**The exercise**
Count every line that has the word "this" in it; give no more than the number.

(Records excerpted from a collection)
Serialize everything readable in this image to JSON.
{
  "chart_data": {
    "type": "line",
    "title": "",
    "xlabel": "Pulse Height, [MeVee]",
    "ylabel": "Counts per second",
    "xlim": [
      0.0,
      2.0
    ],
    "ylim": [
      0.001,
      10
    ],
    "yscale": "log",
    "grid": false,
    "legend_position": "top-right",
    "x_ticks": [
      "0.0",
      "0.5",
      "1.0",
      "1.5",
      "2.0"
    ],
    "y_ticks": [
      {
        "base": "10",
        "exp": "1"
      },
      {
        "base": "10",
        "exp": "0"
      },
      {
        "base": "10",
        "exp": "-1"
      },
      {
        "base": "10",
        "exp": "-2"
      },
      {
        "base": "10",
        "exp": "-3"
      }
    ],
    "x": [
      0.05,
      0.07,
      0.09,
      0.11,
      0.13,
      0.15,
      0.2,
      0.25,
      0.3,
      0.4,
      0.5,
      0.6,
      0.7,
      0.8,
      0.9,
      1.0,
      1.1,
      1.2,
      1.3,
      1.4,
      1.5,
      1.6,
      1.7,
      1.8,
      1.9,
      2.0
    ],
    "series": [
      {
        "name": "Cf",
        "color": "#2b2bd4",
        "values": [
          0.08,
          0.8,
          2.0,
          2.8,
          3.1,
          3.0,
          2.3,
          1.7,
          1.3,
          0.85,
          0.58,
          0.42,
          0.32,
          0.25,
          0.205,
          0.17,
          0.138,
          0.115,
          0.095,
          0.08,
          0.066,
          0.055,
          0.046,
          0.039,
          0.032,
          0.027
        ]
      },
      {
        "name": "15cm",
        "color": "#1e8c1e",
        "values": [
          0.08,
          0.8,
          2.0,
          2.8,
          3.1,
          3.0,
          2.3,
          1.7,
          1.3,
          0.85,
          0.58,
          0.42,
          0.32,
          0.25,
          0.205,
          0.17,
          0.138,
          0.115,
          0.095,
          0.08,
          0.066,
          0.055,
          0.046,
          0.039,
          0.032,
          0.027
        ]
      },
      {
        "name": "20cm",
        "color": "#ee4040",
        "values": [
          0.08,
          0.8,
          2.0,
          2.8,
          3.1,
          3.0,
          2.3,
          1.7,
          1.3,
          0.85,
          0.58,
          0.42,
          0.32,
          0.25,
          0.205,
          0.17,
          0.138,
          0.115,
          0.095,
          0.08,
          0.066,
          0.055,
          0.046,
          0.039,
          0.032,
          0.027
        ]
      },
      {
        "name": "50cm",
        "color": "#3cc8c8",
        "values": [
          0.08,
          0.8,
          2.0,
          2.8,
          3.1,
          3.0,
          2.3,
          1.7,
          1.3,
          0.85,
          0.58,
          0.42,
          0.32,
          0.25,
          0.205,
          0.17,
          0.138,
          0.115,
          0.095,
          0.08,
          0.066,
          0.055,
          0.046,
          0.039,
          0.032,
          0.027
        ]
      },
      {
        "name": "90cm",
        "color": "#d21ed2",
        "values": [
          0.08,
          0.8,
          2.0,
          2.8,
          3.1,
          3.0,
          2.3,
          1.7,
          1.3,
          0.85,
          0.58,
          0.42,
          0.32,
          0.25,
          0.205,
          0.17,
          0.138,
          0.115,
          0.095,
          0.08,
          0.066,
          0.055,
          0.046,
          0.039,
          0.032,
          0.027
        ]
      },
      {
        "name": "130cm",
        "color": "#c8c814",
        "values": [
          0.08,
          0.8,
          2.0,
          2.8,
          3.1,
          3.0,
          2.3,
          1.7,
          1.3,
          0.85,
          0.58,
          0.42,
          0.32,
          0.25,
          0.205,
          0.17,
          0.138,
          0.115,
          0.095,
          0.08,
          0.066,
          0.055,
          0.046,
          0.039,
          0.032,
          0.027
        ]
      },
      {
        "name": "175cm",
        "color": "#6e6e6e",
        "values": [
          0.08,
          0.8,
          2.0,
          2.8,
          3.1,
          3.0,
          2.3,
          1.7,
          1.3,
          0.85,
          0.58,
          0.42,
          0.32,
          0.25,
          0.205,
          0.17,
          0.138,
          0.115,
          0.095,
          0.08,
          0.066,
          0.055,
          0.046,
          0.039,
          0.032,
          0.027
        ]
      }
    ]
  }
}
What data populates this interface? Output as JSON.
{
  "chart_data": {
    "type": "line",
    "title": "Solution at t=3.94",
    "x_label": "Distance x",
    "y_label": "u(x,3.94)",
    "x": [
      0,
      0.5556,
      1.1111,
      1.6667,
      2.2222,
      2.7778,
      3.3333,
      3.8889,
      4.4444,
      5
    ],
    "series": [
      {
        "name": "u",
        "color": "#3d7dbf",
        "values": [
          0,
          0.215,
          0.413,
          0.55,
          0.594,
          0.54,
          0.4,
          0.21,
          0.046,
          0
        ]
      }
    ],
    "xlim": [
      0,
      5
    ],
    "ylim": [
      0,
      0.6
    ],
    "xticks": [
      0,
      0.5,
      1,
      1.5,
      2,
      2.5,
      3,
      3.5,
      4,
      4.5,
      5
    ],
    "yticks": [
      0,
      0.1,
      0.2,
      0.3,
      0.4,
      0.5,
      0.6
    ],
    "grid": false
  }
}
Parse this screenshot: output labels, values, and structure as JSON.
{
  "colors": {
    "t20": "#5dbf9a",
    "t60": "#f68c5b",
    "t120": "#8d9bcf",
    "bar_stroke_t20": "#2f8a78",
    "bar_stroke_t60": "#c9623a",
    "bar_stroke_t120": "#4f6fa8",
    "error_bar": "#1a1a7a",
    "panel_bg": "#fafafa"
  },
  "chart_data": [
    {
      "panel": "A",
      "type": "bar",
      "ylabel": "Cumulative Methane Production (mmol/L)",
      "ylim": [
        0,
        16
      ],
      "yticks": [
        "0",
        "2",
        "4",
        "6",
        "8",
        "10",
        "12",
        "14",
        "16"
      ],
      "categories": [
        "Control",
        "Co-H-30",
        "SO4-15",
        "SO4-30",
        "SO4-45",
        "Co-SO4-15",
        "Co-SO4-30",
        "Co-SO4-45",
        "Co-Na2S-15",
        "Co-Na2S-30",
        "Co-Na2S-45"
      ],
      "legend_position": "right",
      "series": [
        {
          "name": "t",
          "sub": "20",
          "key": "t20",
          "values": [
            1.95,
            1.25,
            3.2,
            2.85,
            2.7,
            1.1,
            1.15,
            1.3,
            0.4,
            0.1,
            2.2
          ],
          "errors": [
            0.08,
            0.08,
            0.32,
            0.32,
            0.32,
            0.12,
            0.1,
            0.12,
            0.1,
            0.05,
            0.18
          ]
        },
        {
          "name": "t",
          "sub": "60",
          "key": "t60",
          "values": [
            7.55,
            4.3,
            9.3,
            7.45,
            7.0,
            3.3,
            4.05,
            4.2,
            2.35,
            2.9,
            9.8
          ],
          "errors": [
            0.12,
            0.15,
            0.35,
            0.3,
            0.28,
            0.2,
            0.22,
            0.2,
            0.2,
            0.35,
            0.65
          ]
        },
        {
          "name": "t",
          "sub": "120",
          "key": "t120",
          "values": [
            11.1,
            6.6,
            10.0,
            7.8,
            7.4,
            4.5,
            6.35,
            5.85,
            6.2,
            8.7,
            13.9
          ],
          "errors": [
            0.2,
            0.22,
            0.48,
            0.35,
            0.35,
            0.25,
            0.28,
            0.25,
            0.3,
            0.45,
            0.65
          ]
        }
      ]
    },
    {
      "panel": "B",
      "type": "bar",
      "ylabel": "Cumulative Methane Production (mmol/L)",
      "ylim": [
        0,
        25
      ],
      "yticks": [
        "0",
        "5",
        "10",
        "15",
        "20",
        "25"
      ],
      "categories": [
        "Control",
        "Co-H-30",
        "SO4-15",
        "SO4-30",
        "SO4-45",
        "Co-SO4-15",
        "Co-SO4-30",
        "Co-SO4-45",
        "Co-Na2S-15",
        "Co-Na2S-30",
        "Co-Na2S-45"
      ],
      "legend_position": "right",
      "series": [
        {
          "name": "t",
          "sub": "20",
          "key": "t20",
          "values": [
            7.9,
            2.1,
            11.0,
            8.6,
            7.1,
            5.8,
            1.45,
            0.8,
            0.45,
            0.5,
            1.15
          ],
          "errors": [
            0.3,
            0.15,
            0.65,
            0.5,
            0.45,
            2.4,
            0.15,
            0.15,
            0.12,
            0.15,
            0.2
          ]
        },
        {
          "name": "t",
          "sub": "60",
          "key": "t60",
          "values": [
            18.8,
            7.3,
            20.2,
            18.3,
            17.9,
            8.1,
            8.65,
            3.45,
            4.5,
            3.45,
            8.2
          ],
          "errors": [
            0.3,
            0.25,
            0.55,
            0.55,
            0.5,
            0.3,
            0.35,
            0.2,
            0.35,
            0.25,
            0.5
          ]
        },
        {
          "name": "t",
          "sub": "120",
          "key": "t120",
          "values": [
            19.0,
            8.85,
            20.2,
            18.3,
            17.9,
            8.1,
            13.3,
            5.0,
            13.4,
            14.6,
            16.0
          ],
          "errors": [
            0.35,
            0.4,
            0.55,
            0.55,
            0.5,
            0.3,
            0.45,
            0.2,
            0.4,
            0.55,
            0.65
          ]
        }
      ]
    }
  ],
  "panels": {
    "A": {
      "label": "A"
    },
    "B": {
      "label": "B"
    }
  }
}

**Written response**
3